Pull each line containing "Space" out of the data and copy it.

────────────────

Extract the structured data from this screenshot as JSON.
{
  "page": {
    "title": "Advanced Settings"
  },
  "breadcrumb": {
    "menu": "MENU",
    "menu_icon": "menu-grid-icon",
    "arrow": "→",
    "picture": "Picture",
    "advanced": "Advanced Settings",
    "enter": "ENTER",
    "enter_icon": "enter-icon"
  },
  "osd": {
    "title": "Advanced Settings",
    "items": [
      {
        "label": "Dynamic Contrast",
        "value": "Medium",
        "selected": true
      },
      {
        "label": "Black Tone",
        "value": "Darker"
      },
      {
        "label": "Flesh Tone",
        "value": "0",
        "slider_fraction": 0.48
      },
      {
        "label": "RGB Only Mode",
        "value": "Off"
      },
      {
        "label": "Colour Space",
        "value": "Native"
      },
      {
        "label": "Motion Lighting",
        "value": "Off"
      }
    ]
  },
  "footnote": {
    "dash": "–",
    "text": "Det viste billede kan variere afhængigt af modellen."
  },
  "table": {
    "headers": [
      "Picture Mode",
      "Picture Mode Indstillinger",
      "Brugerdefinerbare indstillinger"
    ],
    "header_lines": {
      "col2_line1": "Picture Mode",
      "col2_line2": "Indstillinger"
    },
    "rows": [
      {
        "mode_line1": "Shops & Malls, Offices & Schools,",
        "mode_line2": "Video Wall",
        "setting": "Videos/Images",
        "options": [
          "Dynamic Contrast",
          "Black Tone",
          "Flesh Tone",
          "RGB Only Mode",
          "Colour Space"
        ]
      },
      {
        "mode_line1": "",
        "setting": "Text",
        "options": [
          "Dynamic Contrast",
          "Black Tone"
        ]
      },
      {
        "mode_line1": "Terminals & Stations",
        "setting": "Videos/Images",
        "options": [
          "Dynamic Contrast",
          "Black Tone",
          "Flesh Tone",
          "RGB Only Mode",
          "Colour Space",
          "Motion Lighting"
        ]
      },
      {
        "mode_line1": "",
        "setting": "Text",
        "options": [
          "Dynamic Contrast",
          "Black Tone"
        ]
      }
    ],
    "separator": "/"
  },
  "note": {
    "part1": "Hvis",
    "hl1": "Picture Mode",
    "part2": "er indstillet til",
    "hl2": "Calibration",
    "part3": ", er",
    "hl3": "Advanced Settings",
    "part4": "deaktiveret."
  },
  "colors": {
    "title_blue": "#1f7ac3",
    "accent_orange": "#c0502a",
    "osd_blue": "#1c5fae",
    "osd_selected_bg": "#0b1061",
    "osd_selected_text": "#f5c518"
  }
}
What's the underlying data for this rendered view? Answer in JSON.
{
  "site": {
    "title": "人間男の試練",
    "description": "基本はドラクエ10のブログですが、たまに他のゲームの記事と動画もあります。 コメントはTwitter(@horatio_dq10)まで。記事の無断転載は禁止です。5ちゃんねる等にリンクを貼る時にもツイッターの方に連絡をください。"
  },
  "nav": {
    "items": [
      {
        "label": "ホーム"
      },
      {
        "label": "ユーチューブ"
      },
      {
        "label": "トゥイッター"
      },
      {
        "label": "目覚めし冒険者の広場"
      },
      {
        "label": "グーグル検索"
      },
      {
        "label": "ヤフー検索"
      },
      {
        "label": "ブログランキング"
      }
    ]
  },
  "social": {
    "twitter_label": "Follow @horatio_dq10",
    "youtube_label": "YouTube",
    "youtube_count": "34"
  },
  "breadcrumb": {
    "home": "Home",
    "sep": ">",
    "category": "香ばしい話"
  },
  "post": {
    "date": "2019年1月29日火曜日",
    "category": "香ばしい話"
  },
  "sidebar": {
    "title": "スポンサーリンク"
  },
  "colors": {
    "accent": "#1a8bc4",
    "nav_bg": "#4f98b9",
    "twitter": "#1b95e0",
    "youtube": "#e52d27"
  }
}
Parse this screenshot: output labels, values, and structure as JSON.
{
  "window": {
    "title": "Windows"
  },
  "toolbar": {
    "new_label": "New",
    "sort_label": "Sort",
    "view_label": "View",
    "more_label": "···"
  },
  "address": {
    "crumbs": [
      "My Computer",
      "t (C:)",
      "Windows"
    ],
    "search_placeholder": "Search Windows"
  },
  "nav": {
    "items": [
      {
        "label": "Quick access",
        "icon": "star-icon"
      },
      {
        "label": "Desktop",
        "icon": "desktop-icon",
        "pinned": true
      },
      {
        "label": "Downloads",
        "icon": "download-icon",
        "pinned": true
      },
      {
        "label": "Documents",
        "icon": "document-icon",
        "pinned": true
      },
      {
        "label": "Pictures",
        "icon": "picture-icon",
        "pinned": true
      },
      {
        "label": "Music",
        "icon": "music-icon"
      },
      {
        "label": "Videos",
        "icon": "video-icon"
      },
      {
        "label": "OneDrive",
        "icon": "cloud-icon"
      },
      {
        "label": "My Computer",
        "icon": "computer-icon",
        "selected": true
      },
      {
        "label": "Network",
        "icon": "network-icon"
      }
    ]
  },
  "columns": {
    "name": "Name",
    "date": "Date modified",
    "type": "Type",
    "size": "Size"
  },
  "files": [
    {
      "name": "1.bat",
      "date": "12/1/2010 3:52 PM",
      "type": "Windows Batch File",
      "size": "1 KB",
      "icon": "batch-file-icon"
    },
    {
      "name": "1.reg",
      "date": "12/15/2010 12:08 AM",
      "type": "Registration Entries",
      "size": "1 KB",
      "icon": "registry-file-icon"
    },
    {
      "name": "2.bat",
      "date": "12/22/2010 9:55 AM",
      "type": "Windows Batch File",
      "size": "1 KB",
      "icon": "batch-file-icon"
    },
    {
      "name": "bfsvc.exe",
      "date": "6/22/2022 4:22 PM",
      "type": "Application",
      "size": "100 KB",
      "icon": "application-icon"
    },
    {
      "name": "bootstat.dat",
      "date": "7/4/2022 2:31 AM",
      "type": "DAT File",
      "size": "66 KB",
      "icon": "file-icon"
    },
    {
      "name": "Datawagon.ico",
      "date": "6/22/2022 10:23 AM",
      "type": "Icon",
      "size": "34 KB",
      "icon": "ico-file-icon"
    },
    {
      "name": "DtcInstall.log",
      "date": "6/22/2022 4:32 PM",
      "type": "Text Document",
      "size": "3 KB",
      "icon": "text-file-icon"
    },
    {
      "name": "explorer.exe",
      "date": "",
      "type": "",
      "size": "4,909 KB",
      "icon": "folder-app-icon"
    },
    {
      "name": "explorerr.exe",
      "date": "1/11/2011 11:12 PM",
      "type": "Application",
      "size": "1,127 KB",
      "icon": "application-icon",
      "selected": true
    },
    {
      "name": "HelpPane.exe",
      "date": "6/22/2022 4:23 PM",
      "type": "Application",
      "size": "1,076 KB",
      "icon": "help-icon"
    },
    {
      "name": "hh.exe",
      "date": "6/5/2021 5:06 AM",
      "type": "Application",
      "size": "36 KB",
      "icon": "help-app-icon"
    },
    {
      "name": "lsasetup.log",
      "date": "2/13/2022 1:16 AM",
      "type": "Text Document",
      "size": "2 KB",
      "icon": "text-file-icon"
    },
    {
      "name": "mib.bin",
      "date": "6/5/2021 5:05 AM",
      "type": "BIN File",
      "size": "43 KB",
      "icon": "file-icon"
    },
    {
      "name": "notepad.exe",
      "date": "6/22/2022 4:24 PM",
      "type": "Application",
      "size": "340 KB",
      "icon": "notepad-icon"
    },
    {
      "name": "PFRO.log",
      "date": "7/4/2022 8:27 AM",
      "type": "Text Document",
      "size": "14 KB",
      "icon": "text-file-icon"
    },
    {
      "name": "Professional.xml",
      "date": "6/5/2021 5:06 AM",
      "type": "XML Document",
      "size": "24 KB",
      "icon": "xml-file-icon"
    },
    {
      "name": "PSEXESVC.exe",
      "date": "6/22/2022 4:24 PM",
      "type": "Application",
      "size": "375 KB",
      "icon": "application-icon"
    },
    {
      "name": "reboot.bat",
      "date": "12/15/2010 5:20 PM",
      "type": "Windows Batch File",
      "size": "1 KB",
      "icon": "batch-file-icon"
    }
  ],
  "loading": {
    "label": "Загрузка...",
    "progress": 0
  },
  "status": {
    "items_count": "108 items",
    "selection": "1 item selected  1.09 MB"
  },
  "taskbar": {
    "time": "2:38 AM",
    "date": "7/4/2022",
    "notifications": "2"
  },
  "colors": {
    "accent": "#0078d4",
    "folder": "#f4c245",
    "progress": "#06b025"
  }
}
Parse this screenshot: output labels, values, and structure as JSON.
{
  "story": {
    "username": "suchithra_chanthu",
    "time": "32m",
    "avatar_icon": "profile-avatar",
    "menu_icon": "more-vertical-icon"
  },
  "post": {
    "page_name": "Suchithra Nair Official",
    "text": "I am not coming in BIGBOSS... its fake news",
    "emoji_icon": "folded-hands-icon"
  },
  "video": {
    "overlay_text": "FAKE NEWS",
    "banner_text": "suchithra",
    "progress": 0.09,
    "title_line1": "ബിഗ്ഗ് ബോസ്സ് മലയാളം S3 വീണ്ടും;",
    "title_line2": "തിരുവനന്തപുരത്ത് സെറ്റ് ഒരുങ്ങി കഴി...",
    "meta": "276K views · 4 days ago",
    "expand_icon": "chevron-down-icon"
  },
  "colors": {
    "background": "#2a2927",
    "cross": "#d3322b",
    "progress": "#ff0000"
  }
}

────────────────

▶ [REPLY TO THE TASK]
        "label": "Colour Space",
          "Colour Space"
          "Colour Space",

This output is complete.